RAW RECORDS:

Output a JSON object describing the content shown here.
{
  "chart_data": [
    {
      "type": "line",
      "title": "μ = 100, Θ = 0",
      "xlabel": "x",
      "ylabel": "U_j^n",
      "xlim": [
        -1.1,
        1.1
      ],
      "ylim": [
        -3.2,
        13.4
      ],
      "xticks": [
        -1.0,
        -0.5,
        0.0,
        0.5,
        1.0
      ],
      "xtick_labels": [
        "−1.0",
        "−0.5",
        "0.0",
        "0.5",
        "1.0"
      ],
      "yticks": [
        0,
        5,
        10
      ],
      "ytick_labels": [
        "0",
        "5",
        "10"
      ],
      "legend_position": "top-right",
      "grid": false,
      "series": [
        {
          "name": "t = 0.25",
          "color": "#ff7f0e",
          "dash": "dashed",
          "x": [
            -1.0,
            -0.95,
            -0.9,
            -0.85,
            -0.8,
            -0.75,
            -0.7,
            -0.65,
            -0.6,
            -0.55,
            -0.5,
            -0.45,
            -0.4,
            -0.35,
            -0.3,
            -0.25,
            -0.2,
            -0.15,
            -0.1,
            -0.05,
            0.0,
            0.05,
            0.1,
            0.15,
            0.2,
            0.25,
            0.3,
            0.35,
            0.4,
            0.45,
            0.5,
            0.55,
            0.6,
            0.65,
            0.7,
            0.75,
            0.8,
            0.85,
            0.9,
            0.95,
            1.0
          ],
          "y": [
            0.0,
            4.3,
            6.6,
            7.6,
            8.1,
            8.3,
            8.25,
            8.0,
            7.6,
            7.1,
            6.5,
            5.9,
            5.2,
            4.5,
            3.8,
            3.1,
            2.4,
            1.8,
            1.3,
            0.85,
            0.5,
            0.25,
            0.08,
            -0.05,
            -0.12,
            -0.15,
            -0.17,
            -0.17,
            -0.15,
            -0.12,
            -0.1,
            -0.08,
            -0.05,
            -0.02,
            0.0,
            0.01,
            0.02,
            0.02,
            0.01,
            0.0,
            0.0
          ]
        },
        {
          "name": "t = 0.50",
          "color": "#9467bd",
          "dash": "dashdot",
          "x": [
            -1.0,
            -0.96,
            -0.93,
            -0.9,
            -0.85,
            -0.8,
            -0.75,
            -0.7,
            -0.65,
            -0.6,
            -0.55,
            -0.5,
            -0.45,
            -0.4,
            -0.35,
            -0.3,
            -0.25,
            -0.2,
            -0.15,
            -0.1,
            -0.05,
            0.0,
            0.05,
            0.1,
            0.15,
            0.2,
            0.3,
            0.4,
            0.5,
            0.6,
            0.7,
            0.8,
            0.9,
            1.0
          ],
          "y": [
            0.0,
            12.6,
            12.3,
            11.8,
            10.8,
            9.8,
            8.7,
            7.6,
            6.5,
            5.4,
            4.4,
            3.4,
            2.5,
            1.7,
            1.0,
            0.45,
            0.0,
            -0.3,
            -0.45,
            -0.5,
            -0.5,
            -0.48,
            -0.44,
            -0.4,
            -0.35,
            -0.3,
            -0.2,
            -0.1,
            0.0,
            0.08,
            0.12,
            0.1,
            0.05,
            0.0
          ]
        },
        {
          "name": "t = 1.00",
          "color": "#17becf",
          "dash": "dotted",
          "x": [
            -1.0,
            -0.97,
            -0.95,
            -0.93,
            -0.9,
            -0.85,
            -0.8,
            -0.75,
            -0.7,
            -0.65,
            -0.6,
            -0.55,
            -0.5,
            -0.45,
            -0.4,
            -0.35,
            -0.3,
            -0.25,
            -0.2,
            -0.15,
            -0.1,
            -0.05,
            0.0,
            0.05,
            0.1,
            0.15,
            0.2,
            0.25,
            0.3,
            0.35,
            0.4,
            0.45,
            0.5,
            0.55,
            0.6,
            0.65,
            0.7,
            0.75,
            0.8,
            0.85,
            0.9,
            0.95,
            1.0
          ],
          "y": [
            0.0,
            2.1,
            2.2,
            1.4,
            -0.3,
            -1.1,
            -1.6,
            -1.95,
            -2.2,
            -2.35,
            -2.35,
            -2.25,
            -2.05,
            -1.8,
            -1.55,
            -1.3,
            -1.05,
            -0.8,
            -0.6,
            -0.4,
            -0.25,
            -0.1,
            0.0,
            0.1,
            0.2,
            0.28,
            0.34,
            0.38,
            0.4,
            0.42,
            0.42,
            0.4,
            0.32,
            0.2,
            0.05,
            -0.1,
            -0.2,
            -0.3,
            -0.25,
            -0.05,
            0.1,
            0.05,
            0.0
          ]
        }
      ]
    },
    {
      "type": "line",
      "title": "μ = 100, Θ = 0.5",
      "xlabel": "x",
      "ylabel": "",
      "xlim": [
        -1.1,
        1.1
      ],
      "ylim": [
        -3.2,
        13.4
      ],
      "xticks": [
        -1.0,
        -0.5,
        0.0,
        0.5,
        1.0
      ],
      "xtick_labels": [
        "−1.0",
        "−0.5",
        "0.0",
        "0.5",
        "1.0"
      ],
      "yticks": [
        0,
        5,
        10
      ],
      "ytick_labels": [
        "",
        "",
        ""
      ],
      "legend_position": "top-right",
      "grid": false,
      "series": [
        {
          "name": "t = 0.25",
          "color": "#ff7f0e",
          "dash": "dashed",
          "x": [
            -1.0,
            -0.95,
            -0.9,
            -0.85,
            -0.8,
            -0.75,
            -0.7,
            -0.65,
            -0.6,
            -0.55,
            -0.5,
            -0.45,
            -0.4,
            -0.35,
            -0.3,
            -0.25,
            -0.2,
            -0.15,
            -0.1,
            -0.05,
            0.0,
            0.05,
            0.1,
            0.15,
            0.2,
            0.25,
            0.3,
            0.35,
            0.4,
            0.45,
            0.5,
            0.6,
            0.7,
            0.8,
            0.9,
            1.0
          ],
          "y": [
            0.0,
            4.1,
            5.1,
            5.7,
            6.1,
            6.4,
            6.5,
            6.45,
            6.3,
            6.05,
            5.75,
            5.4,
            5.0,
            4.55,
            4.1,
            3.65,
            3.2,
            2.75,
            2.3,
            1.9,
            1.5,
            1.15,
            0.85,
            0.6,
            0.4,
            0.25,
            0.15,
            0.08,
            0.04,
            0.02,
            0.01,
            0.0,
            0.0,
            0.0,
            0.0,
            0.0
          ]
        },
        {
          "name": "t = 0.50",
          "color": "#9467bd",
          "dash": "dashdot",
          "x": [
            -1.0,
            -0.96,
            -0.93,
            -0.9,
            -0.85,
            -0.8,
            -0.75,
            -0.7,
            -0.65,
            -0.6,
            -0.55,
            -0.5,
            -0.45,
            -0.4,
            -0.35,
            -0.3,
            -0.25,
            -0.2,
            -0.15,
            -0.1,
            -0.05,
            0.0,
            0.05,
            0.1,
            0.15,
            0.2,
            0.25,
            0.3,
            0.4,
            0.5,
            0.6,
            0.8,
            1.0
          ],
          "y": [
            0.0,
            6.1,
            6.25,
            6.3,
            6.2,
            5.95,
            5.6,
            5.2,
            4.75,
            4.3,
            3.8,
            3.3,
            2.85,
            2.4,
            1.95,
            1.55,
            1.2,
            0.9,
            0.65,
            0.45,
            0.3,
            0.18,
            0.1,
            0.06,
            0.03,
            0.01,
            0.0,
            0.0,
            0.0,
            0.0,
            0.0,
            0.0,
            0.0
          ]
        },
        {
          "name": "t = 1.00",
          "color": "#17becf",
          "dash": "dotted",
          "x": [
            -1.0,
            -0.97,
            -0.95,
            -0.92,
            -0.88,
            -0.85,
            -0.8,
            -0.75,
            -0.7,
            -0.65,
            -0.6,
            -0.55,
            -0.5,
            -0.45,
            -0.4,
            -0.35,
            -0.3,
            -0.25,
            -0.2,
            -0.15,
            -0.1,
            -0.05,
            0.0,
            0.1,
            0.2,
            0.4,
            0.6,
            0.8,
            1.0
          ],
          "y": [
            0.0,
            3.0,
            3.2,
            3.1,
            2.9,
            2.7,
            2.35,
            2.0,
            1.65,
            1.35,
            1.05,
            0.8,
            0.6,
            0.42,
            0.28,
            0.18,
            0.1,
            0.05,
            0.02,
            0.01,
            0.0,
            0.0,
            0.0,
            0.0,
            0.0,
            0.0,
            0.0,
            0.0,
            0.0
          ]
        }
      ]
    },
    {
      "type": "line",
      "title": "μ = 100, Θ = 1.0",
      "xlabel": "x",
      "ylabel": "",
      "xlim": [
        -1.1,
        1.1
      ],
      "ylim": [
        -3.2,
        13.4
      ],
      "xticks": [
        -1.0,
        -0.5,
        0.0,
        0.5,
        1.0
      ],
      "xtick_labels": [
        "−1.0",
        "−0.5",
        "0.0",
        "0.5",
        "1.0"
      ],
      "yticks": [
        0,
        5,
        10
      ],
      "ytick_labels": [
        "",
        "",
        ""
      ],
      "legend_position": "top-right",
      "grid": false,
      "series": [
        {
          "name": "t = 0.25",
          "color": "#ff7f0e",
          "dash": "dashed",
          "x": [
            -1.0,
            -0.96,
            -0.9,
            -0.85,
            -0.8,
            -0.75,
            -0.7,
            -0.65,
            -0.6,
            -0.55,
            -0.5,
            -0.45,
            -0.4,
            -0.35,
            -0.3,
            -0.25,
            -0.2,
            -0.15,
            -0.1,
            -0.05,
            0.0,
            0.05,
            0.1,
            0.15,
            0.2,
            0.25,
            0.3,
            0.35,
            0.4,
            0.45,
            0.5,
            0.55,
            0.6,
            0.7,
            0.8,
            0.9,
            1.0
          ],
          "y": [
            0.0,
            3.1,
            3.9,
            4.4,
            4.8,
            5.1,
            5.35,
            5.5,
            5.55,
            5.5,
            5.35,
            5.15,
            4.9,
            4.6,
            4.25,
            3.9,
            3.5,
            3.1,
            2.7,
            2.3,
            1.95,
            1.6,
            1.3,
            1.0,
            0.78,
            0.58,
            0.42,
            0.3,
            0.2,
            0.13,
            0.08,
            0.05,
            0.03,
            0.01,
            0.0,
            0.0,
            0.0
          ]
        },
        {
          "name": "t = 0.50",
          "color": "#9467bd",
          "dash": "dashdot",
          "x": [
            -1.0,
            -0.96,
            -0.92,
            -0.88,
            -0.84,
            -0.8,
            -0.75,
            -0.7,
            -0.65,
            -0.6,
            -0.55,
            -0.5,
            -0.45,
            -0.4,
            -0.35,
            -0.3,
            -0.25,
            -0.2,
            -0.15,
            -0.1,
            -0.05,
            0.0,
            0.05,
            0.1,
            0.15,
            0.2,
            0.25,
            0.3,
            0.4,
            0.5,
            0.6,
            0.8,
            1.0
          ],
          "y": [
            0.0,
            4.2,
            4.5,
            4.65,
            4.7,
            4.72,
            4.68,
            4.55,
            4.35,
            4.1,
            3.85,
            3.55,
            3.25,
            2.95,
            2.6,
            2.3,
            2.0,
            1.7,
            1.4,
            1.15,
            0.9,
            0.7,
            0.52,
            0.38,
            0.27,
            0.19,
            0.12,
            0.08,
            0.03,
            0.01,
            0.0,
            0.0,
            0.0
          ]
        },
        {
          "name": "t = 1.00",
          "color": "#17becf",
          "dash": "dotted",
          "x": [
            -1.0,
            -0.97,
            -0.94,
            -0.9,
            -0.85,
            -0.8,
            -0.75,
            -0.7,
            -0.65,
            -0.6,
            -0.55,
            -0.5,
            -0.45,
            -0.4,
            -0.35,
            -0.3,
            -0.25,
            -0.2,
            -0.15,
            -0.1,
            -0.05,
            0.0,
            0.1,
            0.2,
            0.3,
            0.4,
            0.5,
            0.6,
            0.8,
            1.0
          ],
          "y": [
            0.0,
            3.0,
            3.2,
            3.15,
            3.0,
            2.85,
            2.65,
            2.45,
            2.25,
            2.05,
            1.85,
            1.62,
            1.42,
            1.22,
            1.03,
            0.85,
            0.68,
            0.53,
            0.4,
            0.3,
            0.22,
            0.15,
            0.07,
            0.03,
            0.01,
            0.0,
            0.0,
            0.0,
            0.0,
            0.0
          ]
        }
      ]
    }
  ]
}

EXERCISE:
Give the number of lines in the listing above that hold the string "title", with nothing else.

RESPONSE TO THE EXERCISE:
3